Now, Grandview Klein Diamonds, a diamond manufacturer that has partnered with De Beers to bring the Origin experience to retailers around the country, is poised to introduce the program to a wider swath of the high-end jewelry community at Luxury, which opens May 27.

Last August, Grandview Klein gathered roughly 15 high-end retailers—many of them authorized dealers for Rolex and Patek Philippe, including J.R. Dunn in South Florida, London Jewelers on Long Island, and Razny Jewelers in Chicago—to preview the Origin program.

“We’re trying to sell diamonds a completely different way,” says Moshe Klein, president of Grandview Klein Diamonds. “It’s no longer about price. That’s the only way the diamond industry will survive. And it’s why we picked Rolex and Patek dealers mostly—because they’re used to selling branded products. With a branded product, you don’t talk about price. Price is the last discussion.”

The program, Klein notes, is retailer-focused by design—and built around the counter experience. “It gives the customer a really cool experience about the diamond—everything from how many billions of years old it is, which part of the mine it was found in, how deep it was found, what year it was found, which country it came from,” he says. “Then we talk about how unique every diamond is.”

To qualify for Grandview Klein’s program, polished diamonds must weigh 30 points or more and must have been sourced from De Beers Group mines in Botswana, Namibia, or South Africa—the three countries where Grandview Klein maintains cutting facilities.

● **DATASET CONTENT**

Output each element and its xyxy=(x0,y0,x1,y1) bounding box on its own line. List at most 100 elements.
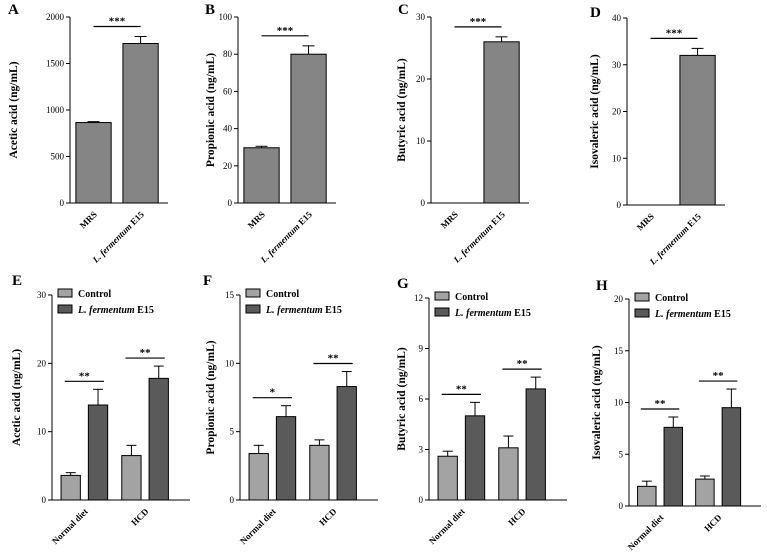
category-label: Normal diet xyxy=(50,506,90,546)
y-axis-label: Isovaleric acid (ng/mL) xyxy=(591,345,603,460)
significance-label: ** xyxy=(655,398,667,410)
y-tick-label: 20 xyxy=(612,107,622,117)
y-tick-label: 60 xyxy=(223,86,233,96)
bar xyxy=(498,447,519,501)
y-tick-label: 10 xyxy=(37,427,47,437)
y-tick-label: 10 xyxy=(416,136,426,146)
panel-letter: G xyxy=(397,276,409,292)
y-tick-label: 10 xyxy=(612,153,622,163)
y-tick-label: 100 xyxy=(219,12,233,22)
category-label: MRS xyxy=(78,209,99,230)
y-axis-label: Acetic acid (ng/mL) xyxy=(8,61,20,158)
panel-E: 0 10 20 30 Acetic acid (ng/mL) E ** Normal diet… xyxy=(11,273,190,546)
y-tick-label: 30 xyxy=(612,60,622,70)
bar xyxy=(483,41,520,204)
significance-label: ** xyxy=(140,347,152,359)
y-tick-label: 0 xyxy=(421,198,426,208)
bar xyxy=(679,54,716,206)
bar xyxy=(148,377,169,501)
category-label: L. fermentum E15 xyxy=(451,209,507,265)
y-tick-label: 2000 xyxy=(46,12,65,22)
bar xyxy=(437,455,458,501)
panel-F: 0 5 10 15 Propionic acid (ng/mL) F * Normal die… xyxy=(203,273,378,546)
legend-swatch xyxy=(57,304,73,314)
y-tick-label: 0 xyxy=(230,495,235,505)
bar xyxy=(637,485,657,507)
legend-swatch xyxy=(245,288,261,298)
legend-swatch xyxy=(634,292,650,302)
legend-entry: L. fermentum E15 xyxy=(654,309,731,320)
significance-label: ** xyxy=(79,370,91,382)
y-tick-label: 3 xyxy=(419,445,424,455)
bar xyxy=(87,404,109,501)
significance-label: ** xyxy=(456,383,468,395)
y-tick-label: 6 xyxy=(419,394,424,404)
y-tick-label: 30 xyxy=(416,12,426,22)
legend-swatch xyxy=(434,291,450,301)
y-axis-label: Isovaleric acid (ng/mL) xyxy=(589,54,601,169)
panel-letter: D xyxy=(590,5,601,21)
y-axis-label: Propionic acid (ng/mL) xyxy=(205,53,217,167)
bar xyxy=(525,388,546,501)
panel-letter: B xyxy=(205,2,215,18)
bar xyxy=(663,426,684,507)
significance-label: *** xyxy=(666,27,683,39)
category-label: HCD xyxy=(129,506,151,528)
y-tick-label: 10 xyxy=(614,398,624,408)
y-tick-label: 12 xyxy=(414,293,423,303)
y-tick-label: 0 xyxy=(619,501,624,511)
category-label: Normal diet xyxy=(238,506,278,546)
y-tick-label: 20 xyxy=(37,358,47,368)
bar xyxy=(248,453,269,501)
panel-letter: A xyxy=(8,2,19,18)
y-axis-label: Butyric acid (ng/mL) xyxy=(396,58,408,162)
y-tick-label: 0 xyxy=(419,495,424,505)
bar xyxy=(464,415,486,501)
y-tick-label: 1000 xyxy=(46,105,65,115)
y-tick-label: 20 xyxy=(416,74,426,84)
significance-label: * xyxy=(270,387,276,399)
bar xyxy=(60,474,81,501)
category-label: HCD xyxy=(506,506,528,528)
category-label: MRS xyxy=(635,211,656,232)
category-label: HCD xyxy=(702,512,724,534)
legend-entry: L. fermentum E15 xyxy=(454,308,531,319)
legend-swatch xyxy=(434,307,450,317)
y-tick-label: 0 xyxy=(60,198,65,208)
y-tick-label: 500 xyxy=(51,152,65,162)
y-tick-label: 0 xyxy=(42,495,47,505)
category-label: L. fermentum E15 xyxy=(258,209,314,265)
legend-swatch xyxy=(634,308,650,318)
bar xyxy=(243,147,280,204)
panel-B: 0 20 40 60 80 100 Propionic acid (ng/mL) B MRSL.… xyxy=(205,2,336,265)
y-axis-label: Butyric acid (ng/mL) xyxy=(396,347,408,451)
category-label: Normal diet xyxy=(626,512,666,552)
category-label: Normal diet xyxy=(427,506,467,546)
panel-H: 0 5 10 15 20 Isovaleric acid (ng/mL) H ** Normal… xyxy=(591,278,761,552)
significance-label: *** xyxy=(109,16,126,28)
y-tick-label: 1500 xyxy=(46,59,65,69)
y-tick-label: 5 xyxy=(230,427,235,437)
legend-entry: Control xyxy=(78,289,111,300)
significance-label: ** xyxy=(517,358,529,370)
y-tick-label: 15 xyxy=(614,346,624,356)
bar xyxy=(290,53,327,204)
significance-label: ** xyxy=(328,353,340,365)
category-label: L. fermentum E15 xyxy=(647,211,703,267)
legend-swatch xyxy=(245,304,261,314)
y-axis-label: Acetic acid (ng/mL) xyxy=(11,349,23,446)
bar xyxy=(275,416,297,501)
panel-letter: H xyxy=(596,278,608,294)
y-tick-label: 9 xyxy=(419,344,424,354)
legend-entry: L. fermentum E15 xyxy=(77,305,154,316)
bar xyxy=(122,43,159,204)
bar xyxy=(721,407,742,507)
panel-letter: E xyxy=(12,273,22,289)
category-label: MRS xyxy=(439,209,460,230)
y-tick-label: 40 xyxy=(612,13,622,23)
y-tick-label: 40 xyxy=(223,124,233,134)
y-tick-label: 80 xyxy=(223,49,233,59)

● **JOB 1**
Turn the rows from the one holding "category-label: Normal diet xyxy=(50,506,90,546)" through the one holding "y-axis-label: Acetic acid (ng/mL) xyxy=(8,61,20,158)", both included, into a JSON list of strings, one string per row.
● **JOB 2**
Keep writing the article about the diamond program with De Beers, starting after its last sentence.
The article about diamonds and the rows are two unrelated pieces.

● **FINAL RESULT 1**
[
  "category-label: Normal diet xyxy=(50,506,90,546)",
  "y-axis-label: Isovaleric acid (ng/mL) xyxy=(591,345,603,460)",
  "significance-label: ** xyxy=(655,398,667,410)",
  "y-tick-label: 20 xyxy=(612,107,622,117)",
  "y-tick-label: 60 xyxy=(223,86,233,96)",
  "bar xyxy=(498,447,519,501)",
  "y-tick-label: 10 xyxy=(37,427,47,437)",
  "y-tick-label: 10 xyxy=(416,136,426,146)",
  "panel-letter: G xyxy=(397,276,409,292)",
  "y-tick-label: 10 xyxy=(612,153,622,163)",
  "y-tick-label: 100 xyxy=(219,12,233,22)",
  "category-label: MRS xyxy=(78,209,99,230)",
  "y-axis-label: Acetic acid (ng/mL) xyxy=(8,61,20,158)"
]

● **FINAL RESULT 2**
Grandview Klein Origin Diamonds app
Consumers can access information about their Origin diamond by scanning a QR code.

Each Origin diamond comes with a QR code that gives consumers access to a wealth of information well beyond the 4Cs. In addition to basics like carat weight and color, customers learn about their stone’s symmetry; its “birthmarks,” or minute crystals that affect clarity; and its rarity score. They also learn where the diamond was mined, how old it is, and the community impact of their purchase.

“Customers will have videos of the cutters talking about how it impacted them personally—for their lives, for their job, for their family,” Klein says. “It’s something fresh at the counter. When they see it, nobody’s asking, ‘How much is it?’ They’re like, ‘Wow, I didn’t know how rare diamonds were.’ It’s telling the story of the diamond the way it’s supposed to be told. With lab diamonds and everything else going on right now, this is a very nice differentiator.”

Klein is careful to note that Origin is not a brand. “We don’t want to dictate to the retailer, ‘You have to do this, you have to do that.’ We want this to be an ingredient for the brand of the store.”

The program, he says, is deliberately flexible, especially when it comes to the way the stones are set and marketed (via a robust co-op program, he adds).

“We give retailers complete freedom to do however they see fit, because they know their market and their customer better than I or De Beers ever will,” Klein says. “We’re just arming them with the right tools and the right story—the story today’s consumer wants when they buy a car, a Chanel bag, or a timepiece at Rolex or Patek. They’re used to this.”

Top: Origin diamonds by Grandview Klein (photo courtesy of Grandview Klein Diamonds)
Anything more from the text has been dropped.